Render the following material again verbatim, leaving nothing out.

(Part of a data file)
/---

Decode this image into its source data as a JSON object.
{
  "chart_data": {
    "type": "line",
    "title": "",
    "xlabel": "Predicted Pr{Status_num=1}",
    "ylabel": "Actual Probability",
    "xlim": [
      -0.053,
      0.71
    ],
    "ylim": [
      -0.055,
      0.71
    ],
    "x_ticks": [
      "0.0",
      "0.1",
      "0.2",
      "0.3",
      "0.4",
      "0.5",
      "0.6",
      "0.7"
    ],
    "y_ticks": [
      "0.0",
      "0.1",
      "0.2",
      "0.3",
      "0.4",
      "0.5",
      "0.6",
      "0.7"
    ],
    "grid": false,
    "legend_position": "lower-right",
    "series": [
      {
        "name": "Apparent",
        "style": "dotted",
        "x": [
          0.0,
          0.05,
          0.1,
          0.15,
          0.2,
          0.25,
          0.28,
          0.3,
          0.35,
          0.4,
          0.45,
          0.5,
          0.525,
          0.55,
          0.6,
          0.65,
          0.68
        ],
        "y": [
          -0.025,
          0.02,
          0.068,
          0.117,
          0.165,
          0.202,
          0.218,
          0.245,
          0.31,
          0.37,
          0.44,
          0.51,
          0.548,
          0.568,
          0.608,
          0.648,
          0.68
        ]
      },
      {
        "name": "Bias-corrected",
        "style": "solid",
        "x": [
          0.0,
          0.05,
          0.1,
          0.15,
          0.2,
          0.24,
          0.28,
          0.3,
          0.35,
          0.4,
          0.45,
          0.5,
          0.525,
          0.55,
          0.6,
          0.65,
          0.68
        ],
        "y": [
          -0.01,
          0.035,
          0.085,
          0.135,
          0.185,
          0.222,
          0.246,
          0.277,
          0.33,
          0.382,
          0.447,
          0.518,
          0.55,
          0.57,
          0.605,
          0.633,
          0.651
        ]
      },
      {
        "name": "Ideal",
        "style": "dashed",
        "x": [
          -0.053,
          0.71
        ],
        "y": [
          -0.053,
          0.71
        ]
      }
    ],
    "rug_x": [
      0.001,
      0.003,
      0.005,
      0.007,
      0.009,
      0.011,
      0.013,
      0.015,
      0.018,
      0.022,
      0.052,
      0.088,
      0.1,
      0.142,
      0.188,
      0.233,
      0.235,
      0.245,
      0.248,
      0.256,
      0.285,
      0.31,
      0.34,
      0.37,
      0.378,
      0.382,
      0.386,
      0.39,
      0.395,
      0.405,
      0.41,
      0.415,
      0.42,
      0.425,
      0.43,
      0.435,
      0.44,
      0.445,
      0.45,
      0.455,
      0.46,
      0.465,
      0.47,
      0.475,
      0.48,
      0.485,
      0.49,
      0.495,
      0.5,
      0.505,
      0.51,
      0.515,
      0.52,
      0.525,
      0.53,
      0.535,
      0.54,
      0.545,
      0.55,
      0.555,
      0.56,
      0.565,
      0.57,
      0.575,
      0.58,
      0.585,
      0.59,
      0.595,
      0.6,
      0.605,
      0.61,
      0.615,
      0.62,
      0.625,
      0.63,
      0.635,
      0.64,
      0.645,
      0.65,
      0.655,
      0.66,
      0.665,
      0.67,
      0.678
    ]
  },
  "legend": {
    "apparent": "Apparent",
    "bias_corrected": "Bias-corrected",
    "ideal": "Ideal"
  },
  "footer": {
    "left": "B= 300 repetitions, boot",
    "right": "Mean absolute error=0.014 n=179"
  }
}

\---

- **Reply to the task**:
Decode this image into its source data as a JSON object.
{
  "chart_data": {
    "type": "line",
    "title": "",
    "xlabel": "Predicted Pr{Status_num=1}",
    "ylabel": "Actual Probability",
    "xlim": [
      -0.053,
      0.71
    ],
    "ylim": [
      -0.055,
      0.71
    ],
    "x_ticks": [
      "0.0",
      "0.1",
      "0.2",
      "0.3",
      "0.4",
      "0.5",
      "0.6",
      "0.7"
    ],
    "y_ticks": [
      "0.0",
      "0.1",
      "0.2",
      "0.3",
      "0.4",
      "0.5",
      "0.6",
      "0.7"
    ],
    "grid": false,
    "legend_position": "lower-right",
    "series": [
      {
        "name": "Apparent",
        "style": "dotted",
        "x": [
          0.0,
          0.05,
          0.1,
          0.15,
          0.2,
          0.25,
          0.28,
          0.3,
          0.35,
          0.4,
          0.45,
          0.5,
          0.525,
          0.55,
          0.6,
          0.65,
          0.68
        ],
        "y": [
          -0.025,
          0.02,
          0.068,
          0.117,
          0.165,
          0.202,
          0.218,
          0.245,
          0.31,
          0.37,
          0.44,
          0.51,
          0.548,
          0.568,
          0.608,
          0.648,
          0.68
        ]
      },
      {
        "name": "Bias-corrected",
        "style": "solid",
        "x": [
          0.0,
          0.05,
          0.1,
          0.15,
          0.2,
          0.24,
          0.28,
          0.3,
          0.35,
          0.4,
          0.45,
          0.5,
          0.525,
          0.55,
          0.6,
          0.65,
          0.68
        ],
        "y": [
          -0.01,
          0.035,
          0.085,
          0.135,
          0.185,
          0.222,
          0.246,
          0.277,
          0.33,
          0.382,
          0.447,
          0.518,
          0.55,
          0.57,
          0.605,
          0.633,
          0.651
        ]
      },
      {
        "name": "Ideal",
        "style": "dashed",
        "x": [
          -0.053,
          0.71
        ],
        "y": [
          -0.053,
          0.71
        ]
      }
    ],
    "rug_x": [
      0.001,
      0.003,
      0.005,
      0.007,
      0.009,
      0.011,
      0.013,
      0.015,
      0.018,
      0.022,
      0.052,
      0.088,
      0.1,
      0.142,
      0.188,
      0.233,
      0.235,
      0.245,
      0.248,
      0.256,
      0.285,
      0.31,
      0.34,
      0.37,
      0.378,
      0.382,
      0.386,
      0.39,
      0.395,
      0.405,
      0.41,
      0.415,
      0.42,
      0.425,
      0.43,
      0.435,
      0.44,
      0.445,
      0.45,
      0.455,
      0.46,
      0.465,
      0.47,
      0.475,
      0.48,
      0.485,
      0.49,
      0.495,
      0.5,
      0.505,
      0.51,
      0.515,
      0.52,
      0.525,
      0.53,
      0.535,
      0.54,
      0.545,
      0.55,
      0.555,
      0.56,
      0.565,
      0.57,
      0.575,
      0.58,
      0.585,
      0.59,
      0.595,
      0.6,
      0.605,
      0.61,
      0.615,
      0.62,
      0.625,
      0.63,
      0.635,
      0.64,
      0.645,
      0.65,
      0.655,
      0.66,
      0.665,
      0.67,
      0.678
    ]
  },
  "legend": {
    "apparent": "Apparent",
    "bias_corrected": "Bias-corrected",
    "ideal": "Ideal"
  },
  "footer": {
    "left": "B= 300 repetitions, boot",
    "right": "Mean absolute error=0.014 n=179"
  }
}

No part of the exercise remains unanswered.